(Records that describe figures)
+++
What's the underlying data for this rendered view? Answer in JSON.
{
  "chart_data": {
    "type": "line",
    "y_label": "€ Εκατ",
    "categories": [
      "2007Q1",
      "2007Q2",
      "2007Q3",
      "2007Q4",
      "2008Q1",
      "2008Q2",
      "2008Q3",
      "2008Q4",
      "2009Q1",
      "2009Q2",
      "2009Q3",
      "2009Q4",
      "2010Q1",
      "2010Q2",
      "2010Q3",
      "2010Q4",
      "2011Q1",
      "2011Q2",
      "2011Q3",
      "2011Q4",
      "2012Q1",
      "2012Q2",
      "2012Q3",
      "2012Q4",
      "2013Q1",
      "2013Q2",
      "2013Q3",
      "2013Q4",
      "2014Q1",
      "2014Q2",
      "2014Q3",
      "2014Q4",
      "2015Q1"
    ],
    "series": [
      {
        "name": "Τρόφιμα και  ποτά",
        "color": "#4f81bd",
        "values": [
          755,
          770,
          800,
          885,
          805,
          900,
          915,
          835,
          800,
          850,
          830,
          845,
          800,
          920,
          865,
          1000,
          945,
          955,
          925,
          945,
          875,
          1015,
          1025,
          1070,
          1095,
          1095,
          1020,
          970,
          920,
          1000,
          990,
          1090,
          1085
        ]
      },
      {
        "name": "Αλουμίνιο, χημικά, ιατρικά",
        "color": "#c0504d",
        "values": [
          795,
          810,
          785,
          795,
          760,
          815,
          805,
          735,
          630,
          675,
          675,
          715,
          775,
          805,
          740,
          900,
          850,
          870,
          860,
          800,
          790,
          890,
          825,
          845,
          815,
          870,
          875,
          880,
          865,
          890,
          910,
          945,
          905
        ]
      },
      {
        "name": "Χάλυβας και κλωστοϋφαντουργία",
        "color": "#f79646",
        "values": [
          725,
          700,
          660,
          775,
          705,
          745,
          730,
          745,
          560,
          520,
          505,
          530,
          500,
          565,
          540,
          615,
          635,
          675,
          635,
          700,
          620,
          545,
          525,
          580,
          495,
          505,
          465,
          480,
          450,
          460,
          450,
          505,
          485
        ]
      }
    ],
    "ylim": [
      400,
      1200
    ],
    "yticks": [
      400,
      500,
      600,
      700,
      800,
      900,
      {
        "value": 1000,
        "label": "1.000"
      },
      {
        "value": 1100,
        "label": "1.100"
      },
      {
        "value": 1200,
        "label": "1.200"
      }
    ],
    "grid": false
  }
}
+++
### WHAT IS EXPECTED:
In how many lines of the data does the string "name" appear? Give only the number.

### RESPONSE TO THIS EXERCISE:
3